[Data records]
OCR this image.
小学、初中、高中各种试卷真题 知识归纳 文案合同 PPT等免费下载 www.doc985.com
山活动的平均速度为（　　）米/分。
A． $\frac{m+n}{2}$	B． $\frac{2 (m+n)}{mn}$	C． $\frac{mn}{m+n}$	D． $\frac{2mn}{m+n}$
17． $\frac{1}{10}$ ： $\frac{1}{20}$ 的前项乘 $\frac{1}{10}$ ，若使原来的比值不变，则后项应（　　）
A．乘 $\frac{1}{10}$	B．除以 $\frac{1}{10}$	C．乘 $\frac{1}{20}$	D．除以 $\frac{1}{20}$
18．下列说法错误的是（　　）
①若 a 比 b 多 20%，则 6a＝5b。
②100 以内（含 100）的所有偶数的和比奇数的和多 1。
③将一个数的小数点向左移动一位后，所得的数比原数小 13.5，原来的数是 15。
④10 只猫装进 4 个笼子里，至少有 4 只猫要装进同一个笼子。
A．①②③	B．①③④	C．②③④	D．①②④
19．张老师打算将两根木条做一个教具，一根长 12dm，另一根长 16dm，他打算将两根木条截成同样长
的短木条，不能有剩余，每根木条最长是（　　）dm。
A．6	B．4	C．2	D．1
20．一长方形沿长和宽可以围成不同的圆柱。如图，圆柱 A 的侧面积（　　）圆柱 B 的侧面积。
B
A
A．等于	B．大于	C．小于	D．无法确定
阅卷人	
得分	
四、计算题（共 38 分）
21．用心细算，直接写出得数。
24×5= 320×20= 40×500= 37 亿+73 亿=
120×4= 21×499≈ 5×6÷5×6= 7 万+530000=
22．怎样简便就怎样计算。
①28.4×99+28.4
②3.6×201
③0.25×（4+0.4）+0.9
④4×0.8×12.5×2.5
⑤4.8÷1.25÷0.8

- _What the task requires_:
Repeat the listing above without any change.

- _Correct output_:
OCR this image.
小学、初中、高中各种试卷真题 知识归纳 文案合同 PPT等免费下载 www.doc985.com
山活动的平均速度为（　　）米/分。
A． $\frac{m+n}{2}$	B． $\frac{2 (m+n)}{mn}$	C． $\frac{mn}{m+n}$	D． $\frac{2mn}{m+n}$
17． $\frac{1}{10}$ ： $\frac{1}{20}$ 的前项乘 $\frac{1}{10}$ ，若使原来的比值不变，则后项应（　　）
A．乘 $\frac{1}{10}$	B．除以 $\frac{1}{10}$	C．乘 $\frac{1}{20}$	D．除以 $\frac{1}{20}$
18．下列说法错误的是（　　）
①若 a 比 b 多 20%，则 6a＝5b。
②100 以内（含 100）的所有偶数的和比奇数的和多 1。
③将一个数的小数点向左移动一位后，所得的数比原数小 13.5，原来的数是 15。
④10 只猫装进 4 个笼子里，至少有 4 只猫要装进同一个笼子。
A．①②③	B．①③④	C．②③④	D．①②④
19．张老师打算将两根木条做一个教具，一根长 12dm，另一根长 16dm，他打算将两根木条截成同样长
的短木条，不能有剩余，每根木条最长是（　　）dm。
A．6	B．4	C．2	D．1
20．一长方形沿长和宽可以围成不同的圆柱。如图，圆柱 A 的侧面积（　　）圆柱 B 的侧面积。
B
A
A．等于	B．大于	C．小于	D．无法确定
阅卷人	
得分	
四、计算题（共 38 分）
21．用心细算，直接写出得数。
24×5= 320×20= 40×500= 37 亿+73 亿=
120×4= 21×499≈ 5×6÷5×6= 7 万+530000=
22．怎样简便就怎样计算。
①28.4×99+28.4
②3.6×201
③0.25×（4+0.4）+0.9
④4×0.8×12.5×2.5
⑤4.8÷1.25÷0.8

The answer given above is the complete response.